INPUT ROWS:
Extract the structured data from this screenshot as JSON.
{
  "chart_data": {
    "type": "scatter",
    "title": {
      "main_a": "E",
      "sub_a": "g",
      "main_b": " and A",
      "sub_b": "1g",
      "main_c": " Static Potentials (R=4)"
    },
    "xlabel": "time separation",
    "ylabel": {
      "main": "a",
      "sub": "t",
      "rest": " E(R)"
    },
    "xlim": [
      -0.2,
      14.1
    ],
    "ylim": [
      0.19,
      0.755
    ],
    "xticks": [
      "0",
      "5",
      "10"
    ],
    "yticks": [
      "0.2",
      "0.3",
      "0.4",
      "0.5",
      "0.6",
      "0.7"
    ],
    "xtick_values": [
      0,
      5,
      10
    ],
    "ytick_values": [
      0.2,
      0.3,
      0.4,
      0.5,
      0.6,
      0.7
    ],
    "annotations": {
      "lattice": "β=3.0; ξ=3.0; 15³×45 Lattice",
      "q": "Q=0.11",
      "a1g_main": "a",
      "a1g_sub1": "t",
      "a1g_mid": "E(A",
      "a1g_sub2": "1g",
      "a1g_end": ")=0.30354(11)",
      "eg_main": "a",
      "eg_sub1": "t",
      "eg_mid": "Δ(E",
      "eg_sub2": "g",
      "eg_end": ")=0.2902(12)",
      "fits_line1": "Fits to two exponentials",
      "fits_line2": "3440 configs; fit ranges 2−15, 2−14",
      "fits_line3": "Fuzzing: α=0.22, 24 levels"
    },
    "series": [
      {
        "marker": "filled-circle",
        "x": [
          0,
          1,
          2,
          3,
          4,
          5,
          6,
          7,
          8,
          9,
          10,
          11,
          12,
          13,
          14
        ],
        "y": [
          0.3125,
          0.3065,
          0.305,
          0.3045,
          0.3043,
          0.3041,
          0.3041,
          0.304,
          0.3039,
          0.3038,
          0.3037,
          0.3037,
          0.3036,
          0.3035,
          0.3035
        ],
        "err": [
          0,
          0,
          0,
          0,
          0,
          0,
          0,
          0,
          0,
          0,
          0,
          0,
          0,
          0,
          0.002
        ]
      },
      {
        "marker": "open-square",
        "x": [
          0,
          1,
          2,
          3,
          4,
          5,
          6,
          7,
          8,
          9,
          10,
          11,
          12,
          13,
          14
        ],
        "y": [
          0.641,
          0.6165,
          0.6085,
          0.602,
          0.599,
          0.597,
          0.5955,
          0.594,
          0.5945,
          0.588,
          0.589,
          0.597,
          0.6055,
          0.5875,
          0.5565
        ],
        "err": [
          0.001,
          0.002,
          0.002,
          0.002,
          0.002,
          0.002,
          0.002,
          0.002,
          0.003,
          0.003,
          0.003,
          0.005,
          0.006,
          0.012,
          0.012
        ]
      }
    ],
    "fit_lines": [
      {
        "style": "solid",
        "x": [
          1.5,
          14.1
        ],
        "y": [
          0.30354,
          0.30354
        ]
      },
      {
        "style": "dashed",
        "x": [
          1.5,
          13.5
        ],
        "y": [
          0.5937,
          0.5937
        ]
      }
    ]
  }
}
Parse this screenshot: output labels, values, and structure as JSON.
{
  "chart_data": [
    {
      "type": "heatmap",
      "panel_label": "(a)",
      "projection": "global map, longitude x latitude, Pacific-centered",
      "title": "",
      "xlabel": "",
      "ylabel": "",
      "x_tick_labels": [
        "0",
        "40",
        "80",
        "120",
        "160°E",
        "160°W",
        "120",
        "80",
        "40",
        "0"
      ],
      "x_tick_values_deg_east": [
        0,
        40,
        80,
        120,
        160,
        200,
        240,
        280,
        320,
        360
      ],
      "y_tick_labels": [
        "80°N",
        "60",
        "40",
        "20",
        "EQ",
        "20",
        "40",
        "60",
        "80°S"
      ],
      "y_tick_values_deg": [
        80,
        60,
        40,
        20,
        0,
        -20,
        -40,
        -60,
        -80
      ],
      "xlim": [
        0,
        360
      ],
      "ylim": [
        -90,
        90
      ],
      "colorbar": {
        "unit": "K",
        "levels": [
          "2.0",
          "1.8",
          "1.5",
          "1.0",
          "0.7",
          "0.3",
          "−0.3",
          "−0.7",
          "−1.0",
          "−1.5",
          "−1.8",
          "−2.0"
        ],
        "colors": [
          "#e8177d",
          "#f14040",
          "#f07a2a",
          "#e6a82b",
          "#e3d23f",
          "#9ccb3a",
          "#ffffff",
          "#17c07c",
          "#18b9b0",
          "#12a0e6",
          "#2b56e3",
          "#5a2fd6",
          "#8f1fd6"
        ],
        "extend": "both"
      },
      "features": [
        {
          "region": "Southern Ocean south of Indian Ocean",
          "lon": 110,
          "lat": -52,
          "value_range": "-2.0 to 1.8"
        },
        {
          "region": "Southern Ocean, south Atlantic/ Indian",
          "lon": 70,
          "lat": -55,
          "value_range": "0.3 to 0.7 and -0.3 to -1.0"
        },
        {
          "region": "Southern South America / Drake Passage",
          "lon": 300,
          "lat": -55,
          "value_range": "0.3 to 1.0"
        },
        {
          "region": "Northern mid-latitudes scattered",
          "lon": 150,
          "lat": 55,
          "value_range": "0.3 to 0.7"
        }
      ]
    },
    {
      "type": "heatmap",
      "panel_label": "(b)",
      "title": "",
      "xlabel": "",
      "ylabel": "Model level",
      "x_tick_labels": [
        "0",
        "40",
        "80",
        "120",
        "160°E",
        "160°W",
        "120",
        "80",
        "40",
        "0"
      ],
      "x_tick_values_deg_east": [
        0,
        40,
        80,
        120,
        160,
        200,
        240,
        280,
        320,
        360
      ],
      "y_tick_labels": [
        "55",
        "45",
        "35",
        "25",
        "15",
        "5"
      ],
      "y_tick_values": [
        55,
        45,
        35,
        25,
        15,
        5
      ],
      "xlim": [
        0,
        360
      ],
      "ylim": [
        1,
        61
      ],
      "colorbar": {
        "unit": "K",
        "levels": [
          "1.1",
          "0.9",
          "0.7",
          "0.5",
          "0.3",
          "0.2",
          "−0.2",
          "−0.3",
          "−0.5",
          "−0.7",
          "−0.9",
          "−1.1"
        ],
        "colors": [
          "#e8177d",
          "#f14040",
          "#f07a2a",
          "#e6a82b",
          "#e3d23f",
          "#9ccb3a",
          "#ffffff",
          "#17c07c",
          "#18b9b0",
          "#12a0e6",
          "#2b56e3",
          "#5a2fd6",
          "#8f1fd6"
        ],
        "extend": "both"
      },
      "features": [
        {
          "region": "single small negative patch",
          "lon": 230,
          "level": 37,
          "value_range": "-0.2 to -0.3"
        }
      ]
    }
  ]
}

TASK TO COMPLETE: The listing above should be transcribed in full, exactly as written.

RESPONSE TO THE EXERCISE:
Extract the structured data from this screenshot as JSON.
{
  "chart_data": {
    "type": "scatter",
    "title": {
      "main_a": "E",
      "sub_a": "g",
      "main_b": " and A",
      "sub_b": "1g",
      "main_c": " Static Potentials (R=4)"
    },
    "xlabel": "time separation",
    "ylabel": {
      "main": "a",
      "sub": "t",
      "rest": " E(R)"
    },
    "xlim": [
      -0.2,
      14.1
    ],
    "ylim": [
      0.19,
      0.755
    ],
    "xticks": [
      "0",
      "5",
      "10"
    ],
    "yticks": [
      "0.2",
      "0.3",
      "0.4",
      "0.5",
      "0.6",
      "0.7"
    ],
    "xtick_values": [
      0,
      5,
      10
    ],
    "ytick_values": [
      0.2,
      0.3,
      0.4,
      0.5,
      0.6,
      0.7
    ],
    "annotations": {
      "lattice": "β=3.0; ξ=3.0; 15³×45 Lattice",
      "q": "Q=0.11",
      "a1g_main": "a",
      "a1g_sub1": "t",
      "a1g_mid": "E(A",
      "a1g_sub2": "1g",
      "a1g_end": ")=0.30354(11)",
      "eg_main": "a",
      "eg_sub1": "t",
      "eg_mid": "Δ(E",
      "eg_sub2": "g",
      "eg_end": ")=0.2902(12)",
      "fits_line1": "Fits to two exponentials",
      "fits_line2": "3440 configs; fit ranges 2−15, 2−14",
      "fits_line3": "Fuzzing: α=0.22, 24 levels"
    },
    "series": [
      {
        "marker": "filled-circle",
        "x": [
          0,
          1,
          2,
          3,
          4,
          5,
          6,
          7,
          8,
          9,
          10,
          11,
          12,
          13,
          14
        ],
        "y": [
          0.3125,
          0.3065,
          0.305,
          0.3045,
          0.3043,
          0.3041,
          0.3041,
          0.304,
          0.3039,
          0.3038,
          0.3037,
          0.3037,
          0.3036,
          0.3035,
          0.3035
        ],
        "err": [
          0,
          0,
          0,
          0,
          0,
          0,
          0,
          0,
          0,
          0,
          0,
          0,
          0,
          0,
          0.002
        ]
      },
      {
        "marker": "open-square",
        "x": [
          0,
          1,
          2,
          3,
          4,
          5,
          6,
          7,
          8,
          9,
          10,
          11,
          12,
          13,
          14
        ],
        "y": [
          0.641,
          0.6165,
          0.6085,
          0.602,
          0.599,
          0.597,
          0.5955,
          0.594,
          0.5945,
          0.588,
          0.589,
          0.597,
          0.6055,
          0.5875,
          0.5565
        ],
        "err": [
          0.001,
          0.002,
          0.002,
          0.002,
          0.002,
          0.002,
          0.002,
          0.002,
          0.003,
          0.003,
          0.003,
          0.005,
          0.006,
          0.012,
          0.012
        ]
      }
    ],
    "fit_lines": [
      {
        "style": "solid",
        "x": [
          1.5,
          14.1
        ],
        "y": [
          0.30354,
          0.30354
        ]
      },
      {
        "style": "dashed",
        "x": [
          1.5,
          13.5
        ],
        "y": [
          0.5937,
          0.5937
        ]
      }
    ]
  }
}
Parse this screenshot: output labels, values, and structure as JSON.
{
  "chart_data": [
    {
      "type": "heatmap",
      "panel_label": "(a)",
      "projection": "global map, longitude x latitude, Pacific-centered",
      "title": "",
      "xlabel": "",
      "ylabel": "",
      "x_tick_labels": [
        "0",
        "40",
        "80",
        "120",
        "160°E",
        "160°W",
        "120",
        "80",
        "40",
        "0"
      ],
      "x_tick_values_deg_east": [
        0,
        40,
        80,
        120,
        160,
        200,
        240,
        280,
        320,
        360
      ],
      "y_tick_labels": [
        "80°N",
        "60",
        "40",
        "20",
        "EQ",
        "20",
        "40",
        "60",
        "80°S"
      ],
      "y_tick_values_deg": [
        80,
        60,
        40,
        20,
        0,
        -20,
        -40,
        -60,
        -80
      ],
      "xlim": [
        0,
        360
      ],
      "ylim": [
        -90,
        90
      ],
      "colorbar": {
        "unit": "K",
        "levels": [
          "2.0",
          "1.8",
          "1.5",
          "1.0",
          "0.7",
          "0.3",
          "−0.3",
          "−0.7",
          "−1.0",
          "−1.5",
          "−1.8",
          "−2.0"
        ],
        "colors": [
          "#e8177d",
          "#f14040",
          "#f07a2a",
          "#e6a82b",
          "#e3d23f",
          "#9ccb3a",
          "#ffffff",
          "#17c07c",
          "#18b9b0",
          "#12a0e6",
          "#2b56e3",
          "#5a2fd6",
          "#8f1fd6"
        ],
        "extend": "both"
      },
      "features": [
        {
          "region": "Southern Ocean south of Indian Ocean",
          "lon": 110,
          "lat": -52,
          "value_range": "-2.0 to 1.8"
        },
        {
          "region": "Southern Ocean, south Atlantic/ Indian",
          "lon": 70,
          "lat": -55,
          "value_range": "0.3 to 0.7 and -0.3 to -1.0"
        },
        {
          "region": "Southern South America / Drake Passage",
          "lon": 300,
          "lat": -55,
          "value_range": "0.3 to 1.0"
        },
        {
          "region": "Northern mid-latitudes scattered",
          "lon": 150,
          "lat": 55,
          "value_range": "0.3 to 0.7"
        }
      ]
    },
    {
      "type": "heatmap",
      "panel_label": "(b)",
      "title": "",
      "xlabel": "",
      "ylabel": "Model level",
      "x_tick_labels": [
        "0",
        "40",
        "80",
        "120",
        "160°E",
        "160°W",
        "120",
        "80",
        "40",
        "0"
      ],
      "x_tick_values_deg_east": [
        0,
        40,
        80,
        120,
        160,
        200,
        240,
        280,
        320,
        360
      ],
      "y_tick_labels": [
        "55",
        "45",
        "35",
        "25",
        "15",
        "5"
      ],
      "y_tick_values": [
        55,
        45,
        35,
        25,
        15,
        5
      ],
      "xlim": [
        0,
        360
      ],
      "ylim": [
        1,
        61
      ],
      "colorbar": {
        "unit": "K",
        "levels": [
          "1.1",
          "0.9",
          "0.7",
          "0.5",
          "0.3",
          "0.2",
          "−0.2",
          "−0.3",
          "−0.5",
          "−0.7",
          "−0.9",
          "−1.1"
        ],
        "colors": [
          "#e8177d",
          "#f14040",
          "#f07a2a",
          "#e6a82b",
          "#e3d23f",
          "#9ccb3a",
          "#ffffff",
          "#17c07c",
          "#18b9b0",
          "#12a0e6",
          "#2b56e3",
          "#5a2fd6",
          "#8f1fd6"
        ],
        "extend": "both"
      },
      "features": [
        {
          "region": "single small negative patch",
          "lon": 230,
          "level": 37,
          "value_range": "-0.2 to -0.3"
        }
      ]
    }
  ]
}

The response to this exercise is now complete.